Copy every line of the data in which the word "subjected" occurs.

## Given entries
════════

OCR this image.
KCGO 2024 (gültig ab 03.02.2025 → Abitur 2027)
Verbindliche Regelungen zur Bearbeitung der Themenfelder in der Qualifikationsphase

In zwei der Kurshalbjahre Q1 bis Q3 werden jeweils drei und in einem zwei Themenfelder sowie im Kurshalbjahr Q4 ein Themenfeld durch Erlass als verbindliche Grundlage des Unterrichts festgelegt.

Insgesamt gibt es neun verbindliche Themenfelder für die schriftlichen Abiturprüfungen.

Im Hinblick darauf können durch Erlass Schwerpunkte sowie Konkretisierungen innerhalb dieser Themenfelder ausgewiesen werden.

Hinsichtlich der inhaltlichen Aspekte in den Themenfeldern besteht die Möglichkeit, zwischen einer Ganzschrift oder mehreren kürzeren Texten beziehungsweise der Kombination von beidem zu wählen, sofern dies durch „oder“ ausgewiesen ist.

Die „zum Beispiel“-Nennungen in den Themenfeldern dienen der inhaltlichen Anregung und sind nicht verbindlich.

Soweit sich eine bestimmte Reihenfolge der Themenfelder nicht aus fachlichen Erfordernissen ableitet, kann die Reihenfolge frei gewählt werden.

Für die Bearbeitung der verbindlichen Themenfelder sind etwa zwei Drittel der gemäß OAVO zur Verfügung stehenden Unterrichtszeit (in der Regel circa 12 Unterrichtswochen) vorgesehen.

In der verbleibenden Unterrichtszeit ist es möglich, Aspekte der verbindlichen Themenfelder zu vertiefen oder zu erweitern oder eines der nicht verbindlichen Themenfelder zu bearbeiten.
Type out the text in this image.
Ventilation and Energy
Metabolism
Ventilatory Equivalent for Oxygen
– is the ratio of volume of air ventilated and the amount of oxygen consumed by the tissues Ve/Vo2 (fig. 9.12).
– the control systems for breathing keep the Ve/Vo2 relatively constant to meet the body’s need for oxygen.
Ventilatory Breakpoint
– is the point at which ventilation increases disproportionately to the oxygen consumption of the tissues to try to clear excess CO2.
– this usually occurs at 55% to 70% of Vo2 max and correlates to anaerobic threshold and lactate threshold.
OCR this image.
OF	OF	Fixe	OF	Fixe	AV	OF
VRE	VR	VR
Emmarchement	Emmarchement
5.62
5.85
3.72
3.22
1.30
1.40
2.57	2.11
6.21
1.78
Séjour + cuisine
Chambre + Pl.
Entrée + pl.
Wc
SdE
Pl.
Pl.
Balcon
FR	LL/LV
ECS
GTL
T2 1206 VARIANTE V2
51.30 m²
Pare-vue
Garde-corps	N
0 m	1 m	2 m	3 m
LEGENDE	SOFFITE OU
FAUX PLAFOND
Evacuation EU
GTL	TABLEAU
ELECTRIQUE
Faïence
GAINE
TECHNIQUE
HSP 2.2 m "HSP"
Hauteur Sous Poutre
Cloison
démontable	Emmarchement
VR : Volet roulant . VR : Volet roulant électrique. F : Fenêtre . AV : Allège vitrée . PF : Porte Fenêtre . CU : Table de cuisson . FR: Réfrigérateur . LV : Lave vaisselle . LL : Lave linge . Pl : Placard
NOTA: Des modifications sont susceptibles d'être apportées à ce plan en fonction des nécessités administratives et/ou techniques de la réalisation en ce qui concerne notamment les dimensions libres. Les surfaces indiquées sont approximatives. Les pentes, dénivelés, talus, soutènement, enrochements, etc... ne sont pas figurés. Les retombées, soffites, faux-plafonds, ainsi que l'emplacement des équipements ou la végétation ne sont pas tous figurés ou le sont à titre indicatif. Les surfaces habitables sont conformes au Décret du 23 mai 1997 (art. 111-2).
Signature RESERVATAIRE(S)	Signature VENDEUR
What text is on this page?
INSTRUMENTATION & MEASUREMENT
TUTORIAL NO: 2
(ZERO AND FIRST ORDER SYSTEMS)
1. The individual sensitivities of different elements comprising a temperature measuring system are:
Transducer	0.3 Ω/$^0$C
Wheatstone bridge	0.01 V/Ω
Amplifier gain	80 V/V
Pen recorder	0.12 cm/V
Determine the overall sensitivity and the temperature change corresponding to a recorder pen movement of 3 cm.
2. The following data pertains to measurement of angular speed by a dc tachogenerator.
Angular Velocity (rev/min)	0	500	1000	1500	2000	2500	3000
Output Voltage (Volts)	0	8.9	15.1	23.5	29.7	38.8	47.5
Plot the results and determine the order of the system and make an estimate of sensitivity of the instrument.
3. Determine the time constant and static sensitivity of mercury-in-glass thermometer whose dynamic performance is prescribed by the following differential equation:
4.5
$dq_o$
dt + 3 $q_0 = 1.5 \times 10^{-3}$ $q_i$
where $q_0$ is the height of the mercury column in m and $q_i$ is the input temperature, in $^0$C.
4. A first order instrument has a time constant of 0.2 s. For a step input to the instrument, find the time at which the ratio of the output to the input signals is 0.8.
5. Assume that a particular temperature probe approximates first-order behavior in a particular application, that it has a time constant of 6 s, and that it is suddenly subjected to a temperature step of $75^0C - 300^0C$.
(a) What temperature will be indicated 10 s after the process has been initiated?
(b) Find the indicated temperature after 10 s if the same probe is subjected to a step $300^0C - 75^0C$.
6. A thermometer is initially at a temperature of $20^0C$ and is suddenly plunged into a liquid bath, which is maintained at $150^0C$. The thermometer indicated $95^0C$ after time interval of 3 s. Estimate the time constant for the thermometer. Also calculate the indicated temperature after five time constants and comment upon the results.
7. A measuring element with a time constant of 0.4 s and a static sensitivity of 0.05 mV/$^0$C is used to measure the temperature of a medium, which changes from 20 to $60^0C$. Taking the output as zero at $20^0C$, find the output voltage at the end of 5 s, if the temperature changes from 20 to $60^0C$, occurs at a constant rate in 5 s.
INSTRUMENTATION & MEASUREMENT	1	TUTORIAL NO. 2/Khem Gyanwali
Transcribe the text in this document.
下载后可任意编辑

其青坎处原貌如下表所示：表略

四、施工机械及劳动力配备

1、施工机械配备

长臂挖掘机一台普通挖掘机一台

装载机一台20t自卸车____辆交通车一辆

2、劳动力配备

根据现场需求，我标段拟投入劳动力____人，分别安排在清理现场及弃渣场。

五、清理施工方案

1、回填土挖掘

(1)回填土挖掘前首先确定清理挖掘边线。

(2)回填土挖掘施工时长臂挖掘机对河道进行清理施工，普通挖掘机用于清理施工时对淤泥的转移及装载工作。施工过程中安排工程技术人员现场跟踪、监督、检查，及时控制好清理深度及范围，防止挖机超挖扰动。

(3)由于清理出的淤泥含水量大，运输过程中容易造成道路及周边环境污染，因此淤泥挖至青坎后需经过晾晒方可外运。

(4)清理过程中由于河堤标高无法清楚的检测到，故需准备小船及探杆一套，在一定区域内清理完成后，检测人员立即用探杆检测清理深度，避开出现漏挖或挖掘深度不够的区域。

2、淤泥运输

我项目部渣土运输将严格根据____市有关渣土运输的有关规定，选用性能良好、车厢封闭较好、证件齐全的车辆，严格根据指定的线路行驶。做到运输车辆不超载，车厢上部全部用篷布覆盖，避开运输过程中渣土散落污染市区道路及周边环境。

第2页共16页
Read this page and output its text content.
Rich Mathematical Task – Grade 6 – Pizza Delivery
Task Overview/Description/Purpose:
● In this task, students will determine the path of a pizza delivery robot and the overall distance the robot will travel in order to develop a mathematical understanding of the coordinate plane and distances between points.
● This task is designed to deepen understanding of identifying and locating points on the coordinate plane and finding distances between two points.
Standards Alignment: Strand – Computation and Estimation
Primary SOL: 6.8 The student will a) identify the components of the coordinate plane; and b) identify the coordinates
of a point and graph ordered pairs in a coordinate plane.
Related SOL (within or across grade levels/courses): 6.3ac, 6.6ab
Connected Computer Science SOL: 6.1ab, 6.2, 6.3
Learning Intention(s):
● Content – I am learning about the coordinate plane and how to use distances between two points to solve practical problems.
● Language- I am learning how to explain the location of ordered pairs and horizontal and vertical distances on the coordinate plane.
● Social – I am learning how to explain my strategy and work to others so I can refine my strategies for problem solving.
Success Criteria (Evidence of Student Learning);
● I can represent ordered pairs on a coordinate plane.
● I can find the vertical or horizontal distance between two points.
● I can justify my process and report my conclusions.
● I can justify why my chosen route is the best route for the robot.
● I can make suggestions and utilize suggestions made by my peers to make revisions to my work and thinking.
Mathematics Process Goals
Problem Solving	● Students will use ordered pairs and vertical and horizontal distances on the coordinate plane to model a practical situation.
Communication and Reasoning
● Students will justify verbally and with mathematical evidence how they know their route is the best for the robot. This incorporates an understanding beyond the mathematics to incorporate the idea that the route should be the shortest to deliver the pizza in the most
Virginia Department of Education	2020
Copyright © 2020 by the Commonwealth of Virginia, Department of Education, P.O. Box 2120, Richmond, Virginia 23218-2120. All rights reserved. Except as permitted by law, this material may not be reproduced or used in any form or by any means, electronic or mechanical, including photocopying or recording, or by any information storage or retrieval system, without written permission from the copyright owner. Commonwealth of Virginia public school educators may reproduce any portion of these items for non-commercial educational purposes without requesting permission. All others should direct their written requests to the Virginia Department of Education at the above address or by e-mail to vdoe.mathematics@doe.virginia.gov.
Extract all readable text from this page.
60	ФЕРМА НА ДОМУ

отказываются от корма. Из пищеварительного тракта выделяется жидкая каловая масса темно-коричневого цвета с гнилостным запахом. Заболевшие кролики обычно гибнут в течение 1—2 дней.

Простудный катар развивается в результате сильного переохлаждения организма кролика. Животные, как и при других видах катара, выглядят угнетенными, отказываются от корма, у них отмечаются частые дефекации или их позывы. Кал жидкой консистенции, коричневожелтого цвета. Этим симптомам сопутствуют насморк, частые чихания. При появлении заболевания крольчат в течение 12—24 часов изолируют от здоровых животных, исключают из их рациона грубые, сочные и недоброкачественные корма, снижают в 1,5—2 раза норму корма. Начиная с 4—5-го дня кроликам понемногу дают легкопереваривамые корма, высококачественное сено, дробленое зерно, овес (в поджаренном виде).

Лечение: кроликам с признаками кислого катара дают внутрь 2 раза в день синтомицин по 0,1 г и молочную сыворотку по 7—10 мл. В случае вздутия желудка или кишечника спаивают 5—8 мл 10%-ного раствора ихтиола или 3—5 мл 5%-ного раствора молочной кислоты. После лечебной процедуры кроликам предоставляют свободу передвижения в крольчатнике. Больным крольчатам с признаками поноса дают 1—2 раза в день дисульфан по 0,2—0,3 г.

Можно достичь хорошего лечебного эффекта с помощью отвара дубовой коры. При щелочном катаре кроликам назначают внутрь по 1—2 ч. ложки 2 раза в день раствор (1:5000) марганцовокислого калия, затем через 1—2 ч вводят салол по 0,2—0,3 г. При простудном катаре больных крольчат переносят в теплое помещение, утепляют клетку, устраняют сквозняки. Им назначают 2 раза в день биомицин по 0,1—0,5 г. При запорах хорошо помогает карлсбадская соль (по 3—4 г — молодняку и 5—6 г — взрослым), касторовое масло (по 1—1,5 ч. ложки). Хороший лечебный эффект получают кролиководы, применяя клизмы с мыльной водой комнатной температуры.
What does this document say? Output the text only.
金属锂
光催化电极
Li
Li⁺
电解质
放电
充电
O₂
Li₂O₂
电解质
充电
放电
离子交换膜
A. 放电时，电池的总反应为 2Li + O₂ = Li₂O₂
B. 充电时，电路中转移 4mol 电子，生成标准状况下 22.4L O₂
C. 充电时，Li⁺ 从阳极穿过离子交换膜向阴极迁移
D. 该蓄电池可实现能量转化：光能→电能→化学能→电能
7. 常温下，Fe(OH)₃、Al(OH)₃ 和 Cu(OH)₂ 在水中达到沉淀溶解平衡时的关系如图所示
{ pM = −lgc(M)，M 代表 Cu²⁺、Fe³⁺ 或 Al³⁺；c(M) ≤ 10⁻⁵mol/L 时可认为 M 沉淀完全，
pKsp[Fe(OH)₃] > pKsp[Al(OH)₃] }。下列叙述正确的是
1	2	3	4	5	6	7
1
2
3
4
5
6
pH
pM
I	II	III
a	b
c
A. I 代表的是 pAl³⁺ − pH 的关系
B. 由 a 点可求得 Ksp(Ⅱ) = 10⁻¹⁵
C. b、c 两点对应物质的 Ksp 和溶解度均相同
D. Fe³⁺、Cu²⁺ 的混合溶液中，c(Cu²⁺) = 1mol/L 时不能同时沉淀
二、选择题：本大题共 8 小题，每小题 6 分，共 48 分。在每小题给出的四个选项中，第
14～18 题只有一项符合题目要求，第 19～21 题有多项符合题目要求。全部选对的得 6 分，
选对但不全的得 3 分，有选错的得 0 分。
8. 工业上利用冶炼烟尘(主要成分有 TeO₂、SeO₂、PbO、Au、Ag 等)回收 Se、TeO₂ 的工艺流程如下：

════════

## Problem solution
5. Assume that a particular temperature probe approximates first-order behavior in a particular application, that it has a time constant of 6 s, and that it is suddenly subjected to a temperature step of $75^0C - 300^0C$.
(b) Find the indicated temperature after 10 s if the same probe is subjected to a step $300^0C - 75^0C$.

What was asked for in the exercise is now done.